* _Work required_
Go through the material below and copy all lines with "seed".

* _Records for this task_
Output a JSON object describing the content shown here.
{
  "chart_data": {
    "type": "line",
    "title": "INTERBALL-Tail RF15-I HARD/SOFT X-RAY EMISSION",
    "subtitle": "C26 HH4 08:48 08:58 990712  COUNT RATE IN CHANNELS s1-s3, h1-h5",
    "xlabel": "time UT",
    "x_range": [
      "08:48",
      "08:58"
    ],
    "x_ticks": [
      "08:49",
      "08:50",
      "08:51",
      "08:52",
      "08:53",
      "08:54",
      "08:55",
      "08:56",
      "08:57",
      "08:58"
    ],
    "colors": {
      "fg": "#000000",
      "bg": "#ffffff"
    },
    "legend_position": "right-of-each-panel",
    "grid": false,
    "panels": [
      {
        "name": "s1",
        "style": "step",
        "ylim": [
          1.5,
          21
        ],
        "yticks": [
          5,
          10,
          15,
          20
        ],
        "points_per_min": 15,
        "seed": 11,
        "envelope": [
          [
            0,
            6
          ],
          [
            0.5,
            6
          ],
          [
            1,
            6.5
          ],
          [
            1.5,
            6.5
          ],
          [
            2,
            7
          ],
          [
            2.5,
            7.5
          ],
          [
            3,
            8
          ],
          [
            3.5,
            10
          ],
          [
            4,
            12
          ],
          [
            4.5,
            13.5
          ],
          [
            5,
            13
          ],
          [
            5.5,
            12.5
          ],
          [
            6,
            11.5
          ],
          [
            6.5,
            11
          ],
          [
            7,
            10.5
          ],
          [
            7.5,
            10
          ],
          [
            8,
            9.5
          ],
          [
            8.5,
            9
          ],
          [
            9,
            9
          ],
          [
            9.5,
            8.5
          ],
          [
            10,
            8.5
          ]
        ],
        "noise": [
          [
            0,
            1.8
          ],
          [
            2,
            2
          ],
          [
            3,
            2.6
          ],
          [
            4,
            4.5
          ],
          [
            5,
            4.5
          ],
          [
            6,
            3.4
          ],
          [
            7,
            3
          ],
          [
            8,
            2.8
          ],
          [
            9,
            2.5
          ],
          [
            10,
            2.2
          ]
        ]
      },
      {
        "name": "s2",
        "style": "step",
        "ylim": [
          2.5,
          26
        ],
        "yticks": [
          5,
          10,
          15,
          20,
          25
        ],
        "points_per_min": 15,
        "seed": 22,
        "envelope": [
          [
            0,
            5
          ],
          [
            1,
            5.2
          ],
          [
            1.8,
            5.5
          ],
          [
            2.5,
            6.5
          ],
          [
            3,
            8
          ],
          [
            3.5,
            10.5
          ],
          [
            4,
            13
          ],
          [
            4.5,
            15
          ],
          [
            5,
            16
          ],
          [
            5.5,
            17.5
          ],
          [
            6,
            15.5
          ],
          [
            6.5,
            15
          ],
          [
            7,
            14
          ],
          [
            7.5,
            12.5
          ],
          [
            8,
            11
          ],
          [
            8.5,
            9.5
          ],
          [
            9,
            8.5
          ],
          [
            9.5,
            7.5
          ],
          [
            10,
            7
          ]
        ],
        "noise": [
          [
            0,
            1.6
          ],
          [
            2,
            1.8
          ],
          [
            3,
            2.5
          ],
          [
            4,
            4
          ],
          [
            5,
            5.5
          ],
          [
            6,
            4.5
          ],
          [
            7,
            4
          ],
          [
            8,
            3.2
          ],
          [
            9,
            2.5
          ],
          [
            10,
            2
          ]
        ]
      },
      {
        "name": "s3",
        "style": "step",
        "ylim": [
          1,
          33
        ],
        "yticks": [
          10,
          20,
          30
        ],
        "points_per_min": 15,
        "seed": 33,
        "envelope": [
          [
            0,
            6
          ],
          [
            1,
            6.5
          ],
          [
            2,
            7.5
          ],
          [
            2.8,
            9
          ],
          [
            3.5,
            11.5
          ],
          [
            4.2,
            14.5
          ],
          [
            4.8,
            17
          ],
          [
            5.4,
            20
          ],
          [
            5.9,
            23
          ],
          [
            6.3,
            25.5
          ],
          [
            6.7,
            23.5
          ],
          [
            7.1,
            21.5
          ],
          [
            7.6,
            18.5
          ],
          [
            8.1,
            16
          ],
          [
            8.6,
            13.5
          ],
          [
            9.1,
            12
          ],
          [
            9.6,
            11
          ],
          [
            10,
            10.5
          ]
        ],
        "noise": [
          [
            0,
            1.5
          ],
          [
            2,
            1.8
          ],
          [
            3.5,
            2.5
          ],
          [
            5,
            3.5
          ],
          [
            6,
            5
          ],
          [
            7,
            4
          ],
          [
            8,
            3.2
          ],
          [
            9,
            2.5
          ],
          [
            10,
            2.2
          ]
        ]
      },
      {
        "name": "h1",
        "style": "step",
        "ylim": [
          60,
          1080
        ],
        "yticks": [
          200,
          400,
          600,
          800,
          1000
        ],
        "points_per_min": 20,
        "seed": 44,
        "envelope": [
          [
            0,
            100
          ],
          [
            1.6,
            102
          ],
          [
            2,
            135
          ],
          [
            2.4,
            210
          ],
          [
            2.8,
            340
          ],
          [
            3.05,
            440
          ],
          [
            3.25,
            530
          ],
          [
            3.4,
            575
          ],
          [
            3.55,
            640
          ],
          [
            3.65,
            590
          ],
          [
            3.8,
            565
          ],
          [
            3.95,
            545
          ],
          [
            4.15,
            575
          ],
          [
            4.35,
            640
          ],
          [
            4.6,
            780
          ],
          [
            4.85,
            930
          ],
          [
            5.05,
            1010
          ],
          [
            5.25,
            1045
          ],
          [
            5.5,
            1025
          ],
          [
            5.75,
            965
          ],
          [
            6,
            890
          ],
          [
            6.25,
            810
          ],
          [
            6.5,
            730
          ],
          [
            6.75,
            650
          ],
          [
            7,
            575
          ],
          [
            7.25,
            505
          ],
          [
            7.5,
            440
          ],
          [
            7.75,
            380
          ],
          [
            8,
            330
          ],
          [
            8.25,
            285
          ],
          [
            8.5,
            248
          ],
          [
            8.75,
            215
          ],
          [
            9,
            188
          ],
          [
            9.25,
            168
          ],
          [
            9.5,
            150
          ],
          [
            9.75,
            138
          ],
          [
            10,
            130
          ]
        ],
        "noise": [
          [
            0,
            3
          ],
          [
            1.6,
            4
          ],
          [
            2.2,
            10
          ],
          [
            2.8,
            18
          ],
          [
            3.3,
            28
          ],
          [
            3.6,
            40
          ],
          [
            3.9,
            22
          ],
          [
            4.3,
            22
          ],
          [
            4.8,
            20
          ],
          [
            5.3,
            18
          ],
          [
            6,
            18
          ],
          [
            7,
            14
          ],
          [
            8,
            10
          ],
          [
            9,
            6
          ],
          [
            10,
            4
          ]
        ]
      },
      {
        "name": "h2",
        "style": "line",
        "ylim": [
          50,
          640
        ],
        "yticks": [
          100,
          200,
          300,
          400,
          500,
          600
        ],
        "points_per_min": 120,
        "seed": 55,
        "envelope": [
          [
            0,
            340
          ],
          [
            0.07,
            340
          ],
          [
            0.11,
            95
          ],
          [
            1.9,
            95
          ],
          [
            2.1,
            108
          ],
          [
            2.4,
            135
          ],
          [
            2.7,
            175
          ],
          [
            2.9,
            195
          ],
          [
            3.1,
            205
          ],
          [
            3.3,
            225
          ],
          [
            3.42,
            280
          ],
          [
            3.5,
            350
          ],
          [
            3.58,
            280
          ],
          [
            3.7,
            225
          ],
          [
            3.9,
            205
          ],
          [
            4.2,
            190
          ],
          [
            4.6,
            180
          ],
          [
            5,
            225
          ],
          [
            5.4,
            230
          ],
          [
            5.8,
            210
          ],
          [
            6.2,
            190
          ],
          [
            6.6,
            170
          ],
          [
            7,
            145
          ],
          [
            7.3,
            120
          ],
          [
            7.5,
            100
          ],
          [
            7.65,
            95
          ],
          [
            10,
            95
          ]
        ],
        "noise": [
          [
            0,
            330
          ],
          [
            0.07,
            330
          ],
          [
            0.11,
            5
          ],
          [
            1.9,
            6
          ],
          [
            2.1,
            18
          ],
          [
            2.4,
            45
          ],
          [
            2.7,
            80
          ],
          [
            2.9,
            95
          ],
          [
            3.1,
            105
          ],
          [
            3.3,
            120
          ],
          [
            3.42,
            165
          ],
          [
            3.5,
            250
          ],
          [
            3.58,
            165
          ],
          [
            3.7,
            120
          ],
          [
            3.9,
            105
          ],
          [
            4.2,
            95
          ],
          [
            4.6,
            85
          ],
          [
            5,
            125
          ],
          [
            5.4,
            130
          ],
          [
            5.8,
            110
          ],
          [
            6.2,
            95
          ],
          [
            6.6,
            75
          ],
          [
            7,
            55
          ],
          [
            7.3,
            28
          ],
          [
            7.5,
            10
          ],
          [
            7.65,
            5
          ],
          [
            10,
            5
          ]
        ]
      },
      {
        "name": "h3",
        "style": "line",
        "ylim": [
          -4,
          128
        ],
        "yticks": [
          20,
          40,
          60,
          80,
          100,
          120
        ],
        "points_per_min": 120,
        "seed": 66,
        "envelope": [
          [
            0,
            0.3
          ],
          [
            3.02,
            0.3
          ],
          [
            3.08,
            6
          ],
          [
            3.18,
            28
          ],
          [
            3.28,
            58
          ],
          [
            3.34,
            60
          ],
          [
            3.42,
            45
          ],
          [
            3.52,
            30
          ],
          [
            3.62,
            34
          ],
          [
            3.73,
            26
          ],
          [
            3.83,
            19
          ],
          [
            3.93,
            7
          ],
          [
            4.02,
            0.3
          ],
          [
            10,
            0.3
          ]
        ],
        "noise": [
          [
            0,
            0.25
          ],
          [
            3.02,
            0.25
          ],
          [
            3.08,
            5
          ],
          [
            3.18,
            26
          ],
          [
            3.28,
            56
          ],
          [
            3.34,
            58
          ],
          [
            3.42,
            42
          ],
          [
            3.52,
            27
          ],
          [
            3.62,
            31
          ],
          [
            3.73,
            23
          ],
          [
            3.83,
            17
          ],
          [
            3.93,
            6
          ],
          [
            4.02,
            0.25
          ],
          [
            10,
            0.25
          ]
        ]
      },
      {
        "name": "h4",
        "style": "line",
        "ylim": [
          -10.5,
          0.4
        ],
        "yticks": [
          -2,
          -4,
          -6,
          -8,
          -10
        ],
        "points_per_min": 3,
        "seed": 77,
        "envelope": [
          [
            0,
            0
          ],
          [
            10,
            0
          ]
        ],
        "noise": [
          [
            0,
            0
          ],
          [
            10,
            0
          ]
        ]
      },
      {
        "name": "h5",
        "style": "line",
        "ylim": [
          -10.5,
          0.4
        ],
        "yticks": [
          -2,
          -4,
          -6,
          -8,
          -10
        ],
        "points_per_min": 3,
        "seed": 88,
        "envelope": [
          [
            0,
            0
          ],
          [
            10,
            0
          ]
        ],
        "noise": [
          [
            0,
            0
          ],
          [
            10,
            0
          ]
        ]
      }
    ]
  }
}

* _Task solution_
        "seed": 11,
        "seed": 22,
        "seed": 33,
        "seed": 44,
        "seed": 55,
        "seed": 66,
        "seed": 77,
        "seed": 88,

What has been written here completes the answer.